>>
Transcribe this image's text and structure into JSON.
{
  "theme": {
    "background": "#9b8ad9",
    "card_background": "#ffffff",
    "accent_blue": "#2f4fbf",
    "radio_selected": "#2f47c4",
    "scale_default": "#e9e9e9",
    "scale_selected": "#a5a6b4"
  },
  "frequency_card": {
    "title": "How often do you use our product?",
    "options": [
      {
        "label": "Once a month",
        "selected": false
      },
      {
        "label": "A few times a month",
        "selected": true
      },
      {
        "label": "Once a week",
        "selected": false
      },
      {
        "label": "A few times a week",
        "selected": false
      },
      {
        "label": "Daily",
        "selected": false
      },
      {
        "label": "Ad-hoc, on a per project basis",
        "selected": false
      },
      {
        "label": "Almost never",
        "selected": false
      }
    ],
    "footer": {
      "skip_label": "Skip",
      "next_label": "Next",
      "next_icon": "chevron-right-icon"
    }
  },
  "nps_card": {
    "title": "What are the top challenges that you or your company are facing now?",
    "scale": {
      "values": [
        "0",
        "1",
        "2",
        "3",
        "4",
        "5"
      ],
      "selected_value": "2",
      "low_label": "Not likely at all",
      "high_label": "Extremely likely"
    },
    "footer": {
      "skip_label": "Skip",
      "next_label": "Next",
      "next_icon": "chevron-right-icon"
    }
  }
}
<<
>>
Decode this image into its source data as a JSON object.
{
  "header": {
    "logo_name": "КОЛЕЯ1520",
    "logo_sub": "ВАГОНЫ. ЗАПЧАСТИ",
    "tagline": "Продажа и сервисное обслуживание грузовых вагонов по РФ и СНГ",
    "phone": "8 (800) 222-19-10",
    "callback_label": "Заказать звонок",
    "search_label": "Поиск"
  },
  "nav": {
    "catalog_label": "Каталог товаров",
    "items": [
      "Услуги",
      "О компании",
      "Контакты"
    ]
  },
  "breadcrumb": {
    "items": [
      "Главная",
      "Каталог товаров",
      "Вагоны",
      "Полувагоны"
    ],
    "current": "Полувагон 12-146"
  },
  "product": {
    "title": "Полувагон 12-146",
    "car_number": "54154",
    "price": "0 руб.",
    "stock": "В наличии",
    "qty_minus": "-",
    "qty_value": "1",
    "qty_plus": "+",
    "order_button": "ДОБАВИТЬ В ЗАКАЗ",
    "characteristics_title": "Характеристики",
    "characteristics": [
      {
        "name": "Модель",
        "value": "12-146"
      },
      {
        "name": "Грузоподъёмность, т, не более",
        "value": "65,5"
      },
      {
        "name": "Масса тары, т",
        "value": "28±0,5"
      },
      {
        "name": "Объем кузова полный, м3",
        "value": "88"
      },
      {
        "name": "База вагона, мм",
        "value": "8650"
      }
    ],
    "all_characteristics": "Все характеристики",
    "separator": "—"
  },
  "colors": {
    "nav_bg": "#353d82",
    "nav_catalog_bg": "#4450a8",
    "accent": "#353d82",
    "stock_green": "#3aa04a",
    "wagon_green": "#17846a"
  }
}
<<
>>
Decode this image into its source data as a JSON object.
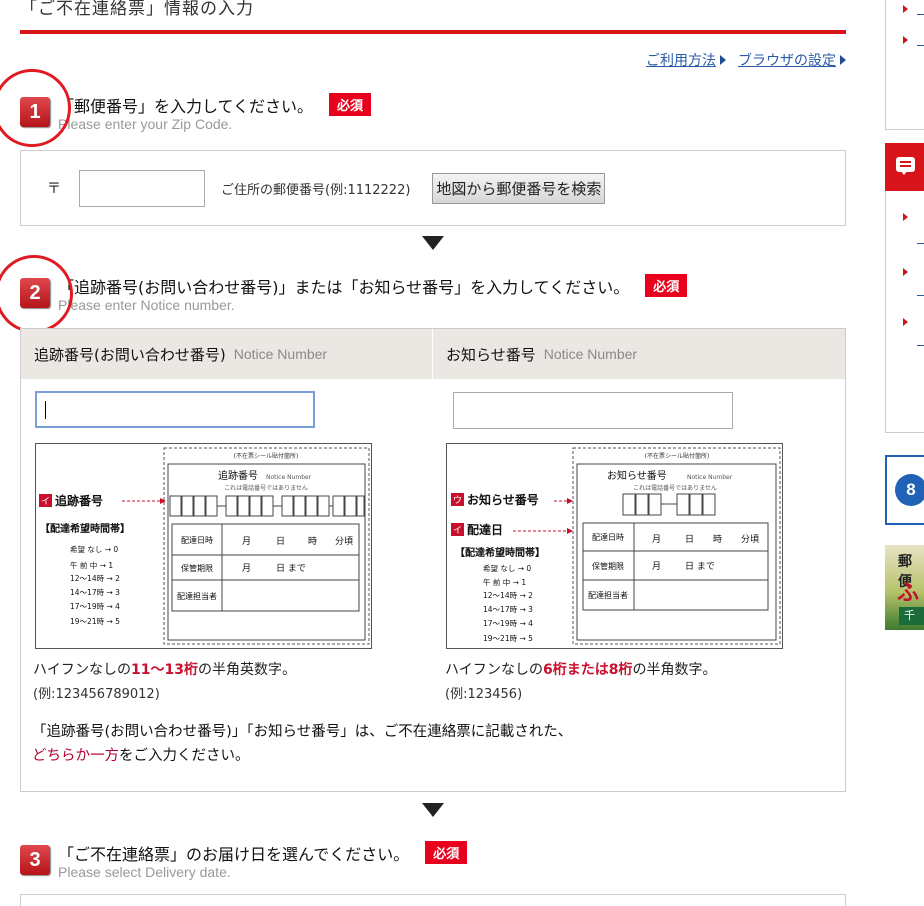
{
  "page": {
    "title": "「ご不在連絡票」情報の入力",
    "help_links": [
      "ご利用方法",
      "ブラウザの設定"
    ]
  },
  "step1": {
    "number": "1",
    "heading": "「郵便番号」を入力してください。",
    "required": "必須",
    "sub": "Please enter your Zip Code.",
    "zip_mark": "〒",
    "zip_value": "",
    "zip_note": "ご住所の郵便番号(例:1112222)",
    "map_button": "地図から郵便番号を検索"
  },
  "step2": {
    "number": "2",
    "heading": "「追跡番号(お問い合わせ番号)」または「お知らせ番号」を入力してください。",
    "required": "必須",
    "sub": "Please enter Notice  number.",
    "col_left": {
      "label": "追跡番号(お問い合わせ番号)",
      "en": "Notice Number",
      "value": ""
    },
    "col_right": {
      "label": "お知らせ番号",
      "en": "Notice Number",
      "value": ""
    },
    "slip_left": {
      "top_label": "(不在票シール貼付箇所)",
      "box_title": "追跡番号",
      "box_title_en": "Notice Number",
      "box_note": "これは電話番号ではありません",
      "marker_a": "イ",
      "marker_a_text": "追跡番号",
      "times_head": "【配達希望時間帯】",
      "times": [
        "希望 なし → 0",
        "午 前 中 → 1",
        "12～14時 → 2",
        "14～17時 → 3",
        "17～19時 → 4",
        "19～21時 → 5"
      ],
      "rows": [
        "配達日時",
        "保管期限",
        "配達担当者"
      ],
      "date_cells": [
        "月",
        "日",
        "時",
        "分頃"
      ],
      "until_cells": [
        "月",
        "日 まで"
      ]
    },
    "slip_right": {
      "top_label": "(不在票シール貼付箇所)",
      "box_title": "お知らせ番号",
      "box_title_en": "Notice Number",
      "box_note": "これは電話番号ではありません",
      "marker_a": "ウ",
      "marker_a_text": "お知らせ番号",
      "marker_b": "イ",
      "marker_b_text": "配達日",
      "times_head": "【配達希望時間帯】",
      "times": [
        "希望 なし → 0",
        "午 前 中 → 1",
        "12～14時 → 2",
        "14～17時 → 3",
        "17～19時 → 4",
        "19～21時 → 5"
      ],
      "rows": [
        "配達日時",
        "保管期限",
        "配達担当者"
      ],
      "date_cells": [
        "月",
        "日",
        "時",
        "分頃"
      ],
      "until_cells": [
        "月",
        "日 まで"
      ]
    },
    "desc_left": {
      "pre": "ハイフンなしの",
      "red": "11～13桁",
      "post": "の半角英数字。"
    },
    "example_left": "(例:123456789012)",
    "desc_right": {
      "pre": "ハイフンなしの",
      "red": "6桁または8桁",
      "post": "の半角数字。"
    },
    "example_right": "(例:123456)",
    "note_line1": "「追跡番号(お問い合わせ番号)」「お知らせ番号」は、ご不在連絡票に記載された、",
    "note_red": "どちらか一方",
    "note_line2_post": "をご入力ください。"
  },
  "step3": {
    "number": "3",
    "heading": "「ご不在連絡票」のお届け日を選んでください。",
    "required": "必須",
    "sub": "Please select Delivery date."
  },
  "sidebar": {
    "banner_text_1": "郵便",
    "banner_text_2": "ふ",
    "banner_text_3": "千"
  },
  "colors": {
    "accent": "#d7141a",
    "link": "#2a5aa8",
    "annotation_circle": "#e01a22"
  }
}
<<
**STATED EXERCISE:** Return each full line of the entries that contains the word "товаров".

**WRITTEN REPLY:**
    "catalog_label": "Каталог товаров",
      "Каталог товаров",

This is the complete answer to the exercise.